WHAT YOU SHOULD DO: Without the images, print all the entries below exactly as given.
---- TASK INPUTS
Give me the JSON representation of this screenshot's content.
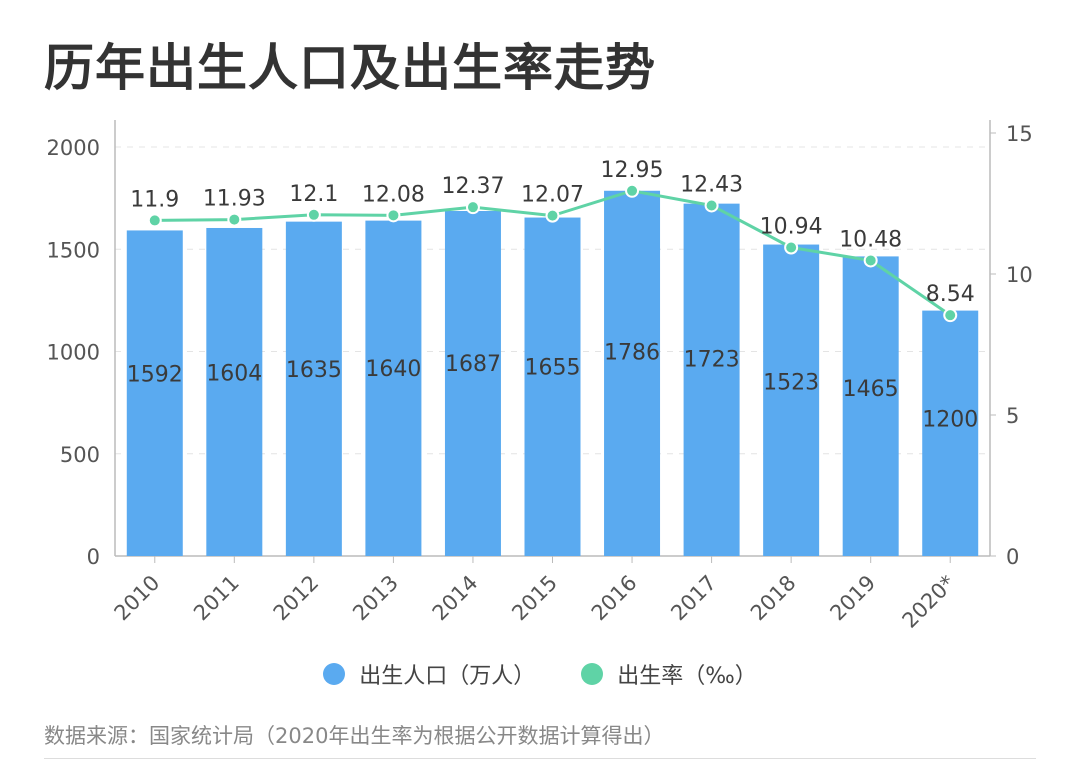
{
  "title": "历年出生人口及出生率走势",
  "source": "数据来源：国家统计局（2020年出生率为根据公开数据计算得出）",
  "colors": {
    "bar": "#5aaaf0",
    "line": "#5fd3a6",
    "axis": "#bbbbbb",
    "grid": "#e4e4e4"
  },
  "legend": {
    "population": "出生人口（万人）",
    "rate": "出生率（‰）"
  },
  "chart_data": {
    "type": "bar+line",
    "categories": [
      "2010",
      "2011",
      "2012",
      "2013",
      "2014",
      "2015",
      "2016",
      "2017",
      "2018",
      "2019",
      "2020*"
    ],
    "series": [
      {
        "name": "出生人口（万人）",
        "type": "bar",
        "axis": "left",
        "values": [
          1592,
          1604,
          1635,
          1640,
          1687,
          1655,
          1786,
          1723,
          1523,
          1465,
          1200
        ]
      },
      {
        "name": "出生率（‰）",
        "type": "line",
        "axis": "right",
        "values": [
          11.9,
          11.93,
          12.1,
          12.08,
          12.37,
          12.07,
          12.95,
          12.43,
          10.94,
          10.48,
          8.54
        ]
      }
    ],
    "left_axis": {
      "range": [
        0,
        2000
      ],
      "ticks": [
        "0",
        "500",
        "1000",
        "1500",
        "2000"
      ]
    },
    "right_axis": {
      "range": [
        0,
        15
      ],
      "ticks": [
        "0",
        "5",
        "10",
        "15"
      ]
    },
    "grid": true,
    "legend_position": "bottom"
  }
}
--------
WRITTEN RESPONSE:
Give me the JSON representation of this screenshot's content.
{
  "title": "历年出生人口及出生率走势",
  "source": "数据来源：国家统计局（2020年出生率为根据公开数据计算得出）",
  "colors": {
    "bar": "#5aaaf0",
    "line": "#5fd3a6",
    "axis": "#bbbbbb",
    "grid": "#e4e4e4"
  },
  "legend": {
    "population": "出生人口（万人）",
    "rate": "出生率（‰）"
  },
  "chart_data": {
    "type": "bar+line",
    "categories": [
      "2010",
      "2011",
      "2012",
      "2013",
      "2014",
      "2015",
      "2016",
      "2017",
      "2018",
      "2019",
      "2020*"
    ],
    "series": [
      {
        "name": "出生人口（万人）",
        "type": "bar",
        "axis": "left",
        "values": [
          1592,
          1604,
          1635,
          1640,
          1687,
          1655,
          1786,
          1723,
          1523,
          1465,
          1200
        ]
      },
      {
        "name": "出生率（‰）",
        "type": "line",
        "axis": "right",
        "values": [
          11.9,
          11.93,
          12.1,
          12.08,
          12.37,
          12.07,
          12.95,
          12.43,
          10.94,
          10.48,
          8.54
        ]
      }
    ],
    "left_axis": {
      "range": [
        0,
        2000
      ],
      "ticks": [
        "0",
        "500",
        "1000",
        "1500",
        "2000"
      ]
    },
    "right_axis": {
      "range": [
        0,
        15
      ],
      "ticks": [
        "0",
        "5",
        "10",
        "15"
      ]
    },
    "grid": true,
    "legend_position": "bottom"
  }
}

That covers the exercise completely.